### Quoted passage
BEGIN

The ability of lentiviruses to continually evolve and escape immune control is the central impediment in developing an effective vaccine for HIV. The proposed studies will use the well-characterized equine infectious anemia virus (EIAV) model to identify virus factors important in the evolution and selection of immune escape variants during progression of lentiviral disease. The lifelong persistence of virus in vivo is a function of its ability to evade immune recognition and elimination as well as its ability to replicate, i.e. its replicative capacity. The overall goal of these studies is to determine if changes in the host immune environment during progression of disease reproducibly select for virus variants with altered replicative capacity. Specifically, we propose test the hypothesis that genetic changes in Rev and SU during progression of disease contribute to evasion of broadly neutralizing antibody and CTL at a cost in virus replicative capacity.
The first aim will determine if env/rev genotypes that predominate at sequential stages of EIAV disease differ in replication phenotype. Infectious clones containing dominant env/rev genotypes representative of each stage of disease will be tested for replicative capacity in growth kinetic and growth competition assays, and the relative fitness of pairs of variants will be estimated.

END

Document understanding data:

BEGIN

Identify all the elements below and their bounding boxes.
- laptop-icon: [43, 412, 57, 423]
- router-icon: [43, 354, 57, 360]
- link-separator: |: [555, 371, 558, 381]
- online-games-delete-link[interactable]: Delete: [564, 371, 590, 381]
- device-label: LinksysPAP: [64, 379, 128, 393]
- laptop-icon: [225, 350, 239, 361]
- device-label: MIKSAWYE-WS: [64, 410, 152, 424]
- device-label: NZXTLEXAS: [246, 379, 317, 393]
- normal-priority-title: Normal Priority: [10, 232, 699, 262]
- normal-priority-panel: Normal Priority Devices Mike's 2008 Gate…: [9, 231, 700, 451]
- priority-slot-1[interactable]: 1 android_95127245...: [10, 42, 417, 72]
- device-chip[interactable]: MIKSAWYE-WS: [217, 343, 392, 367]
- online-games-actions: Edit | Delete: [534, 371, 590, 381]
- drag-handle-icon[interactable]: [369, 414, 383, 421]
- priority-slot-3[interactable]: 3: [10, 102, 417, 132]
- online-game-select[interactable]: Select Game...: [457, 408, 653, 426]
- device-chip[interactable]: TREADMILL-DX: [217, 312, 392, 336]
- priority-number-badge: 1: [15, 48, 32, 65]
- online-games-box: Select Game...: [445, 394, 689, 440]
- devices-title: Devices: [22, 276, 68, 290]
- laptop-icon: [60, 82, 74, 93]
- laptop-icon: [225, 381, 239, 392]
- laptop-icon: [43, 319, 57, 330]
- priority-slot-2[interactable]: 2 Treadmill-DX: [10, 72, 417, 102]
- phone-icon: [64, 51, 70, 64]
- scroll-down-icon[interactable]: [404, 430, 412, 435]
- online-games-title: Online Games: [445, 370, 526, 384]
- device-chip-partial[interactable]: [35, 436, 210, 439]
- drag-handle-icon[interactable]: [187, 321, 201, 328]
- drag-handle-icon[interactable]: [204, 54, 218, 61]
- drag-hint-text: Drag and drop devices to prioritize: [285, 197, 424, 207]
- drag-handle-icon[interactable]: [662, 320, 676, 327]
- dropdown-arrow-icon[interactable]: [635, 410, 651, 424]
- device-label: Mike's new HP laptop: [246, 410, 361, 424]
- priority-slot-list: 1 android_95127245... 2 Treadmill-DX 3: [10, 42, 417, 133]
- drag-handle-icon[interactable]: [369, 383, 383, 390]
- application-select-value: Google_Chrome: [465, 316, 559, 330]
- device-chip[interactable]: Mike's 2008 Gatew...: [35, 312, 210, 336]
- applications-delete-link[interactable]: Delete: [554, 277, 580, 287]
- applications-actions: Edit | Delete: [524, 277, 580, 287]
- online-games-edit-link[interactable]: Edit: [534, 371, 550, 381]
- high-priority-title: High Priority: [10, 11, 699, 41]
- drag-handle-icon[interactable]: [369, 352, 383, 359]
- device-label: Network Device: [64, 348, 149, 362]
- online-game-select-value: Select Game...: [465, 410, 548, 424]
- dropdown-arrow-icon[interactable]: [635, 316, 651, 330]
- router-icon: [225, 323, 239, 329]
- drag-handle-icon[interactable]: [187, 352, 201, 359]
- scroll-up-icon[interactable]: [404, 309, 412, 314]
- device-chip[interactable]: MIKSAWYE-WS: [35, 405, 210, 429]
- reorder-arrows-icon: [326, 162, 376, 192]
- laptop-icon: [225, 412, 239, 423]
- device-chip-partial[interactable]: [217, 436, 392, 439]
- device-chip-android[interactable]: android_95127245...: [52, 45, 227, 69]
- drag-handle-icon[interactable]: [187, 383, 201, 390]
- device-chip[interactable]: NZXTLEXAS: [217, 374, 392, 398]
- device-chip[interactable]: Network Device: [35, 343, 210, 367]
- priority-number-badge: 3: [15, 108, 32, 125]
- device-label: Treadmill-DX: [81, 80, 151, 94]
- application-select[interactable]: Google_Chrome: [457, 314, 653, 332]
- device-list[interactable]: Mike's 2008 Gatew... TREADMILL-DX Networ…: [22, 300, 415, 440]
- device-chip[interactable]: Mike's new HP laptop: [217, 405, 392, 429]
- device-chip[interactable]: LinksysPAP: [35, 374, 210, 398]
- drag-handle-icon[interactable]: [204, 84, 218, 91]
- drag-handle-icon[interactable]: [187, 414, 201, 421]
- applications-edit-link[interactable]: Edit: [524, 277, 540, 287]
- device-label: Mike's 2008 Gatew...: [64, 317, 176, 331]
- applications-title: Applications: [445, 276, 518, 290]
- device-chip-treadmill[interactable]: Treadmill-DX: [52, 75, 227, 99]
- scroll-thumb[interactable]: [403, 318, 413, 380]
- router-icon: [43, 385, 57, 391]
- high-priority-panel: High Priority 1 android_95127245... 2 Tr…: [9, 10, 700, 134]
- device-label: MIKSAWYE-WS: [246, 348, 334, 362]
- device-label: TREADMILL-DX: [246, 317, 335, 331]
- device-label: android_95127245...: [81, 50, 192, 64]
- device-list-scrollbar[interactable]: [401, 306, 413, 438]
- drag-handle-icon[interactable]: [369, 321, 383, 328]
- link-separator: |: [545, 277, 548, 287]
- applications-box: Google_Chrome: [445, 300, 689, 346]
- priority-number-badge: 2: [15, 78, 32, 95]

END

### Task requirements
1) In the EIAV research summary, which two assays will test the replicative capacity of the infectious clones?
2) Decide whether each statement agrees with the EIAV research summary: (a) The lifelong persistence of virus in vivo depends only on its ability to evade immune recognition. (b) The infectious clones will contain dominant env/rev genotypes representative of each stage of disease. (c) The hypothesis concerns genetic changes in Gag during progression of disease.
3) Resume the EIAV research summary from the point where it stops.

### Results for the exercise
1) Growth kinetic assays and growth competition assays.

2)
(a) No: "its ability to evade immune recognition and elimination as well as its ability to replicate, i.e. its replicative capacity."
(b) Yes: "Infectious clones containing dominant env/rev genotypes representative of each stage of disease will be tested for replicative capacity."
(c) No: "genetic changes in Rev and SU during progression of disease."

3)
The second aim will determine the impact of variation in Rev and SU on replicative capacity and immune evasion. The replication phenotype of Rev will be quantified as nuclear export activity, and used to infer an immune evasion phenotype based on sensitivity to CTL killing. The SU replication and immune evasion phenotypes will be measured as infectivity and sensitivity to neutralizing antibody, respectively. These values, together with the replication fitness score obtained in Specific Aim 1, will be used in statistical models to determine which env/rev phenotypes affect changes in virus load during progression of disease. The third specific aim will use EIAV-based pseudovirus to identify specific molecular determinants of immune evasion and replication phenotypes. This will establish if there is a genetic link between escape from broadly neutralizing antibody and replicative capacity. In the fourth aim, in vivo competition assays will directly test the predictions of the statistical model developed in the second aim. Viruses containing env/rev genotypes that differ in immune evasion and/or replication phenotype will be inoculated into horses that have distinct immune environments with respect to EIAV, including: immunodeficient, naove, and convalescent. Following infection, dominant genotypes will be identified by quantitative RT-PCR and sequence analysis. These results will identify the relationship between immune evasion and replication phenotype and determine the respective roles of SU and Rev phenotype in EIAV selection under different immune environments in vivo. This detailed, integrative analyses will identify critical virus determinants of immune evasion and identify new vaccine targets that limit virus escape from broadly reactive immune responses.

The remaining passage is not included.